[Written request] Review the listing and copy each line that holds the word "icon".

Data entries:

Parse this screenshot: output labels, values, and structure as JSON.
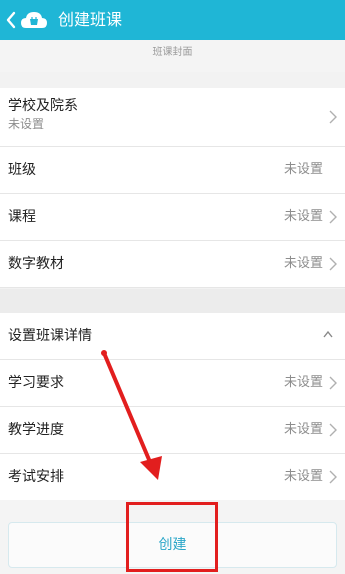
{
  "header": {
    "title": "创建班课",
    "back_icon": "back-chevron-icon",
    "logo_icon": "cloud-class-icon"
  },
  "cover_label": "班课封面",
  "section1": {
    "school_label": "学校及院系",
    "school_value": "未设置",
    "class_label": "班级",
    "class_value": "未设置",
    "course_label": "课程",
    "course_value": "未设置",
    "material_label": "数字教材",
    "material_value": "未设置"
  },
  "section2": {
    "details_label": "设置班课详情",
    "requirements_label": "学习要求",
    "requirements_value": "未设置",
    "progress_label": "教学进度",
    "progress_value": "未设置",
    "exam_label": "考试安排",
    "exam_value": "未设置"
  },
  "create_label": "创建",
  "colors": {
    "topbar": "#1fb6d6",
    "annotation": "#e21e1e"
  }
}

[Final result]
    "back_icon": "back-chevron-icon",
    "logo_icon": "cloud-class-icon"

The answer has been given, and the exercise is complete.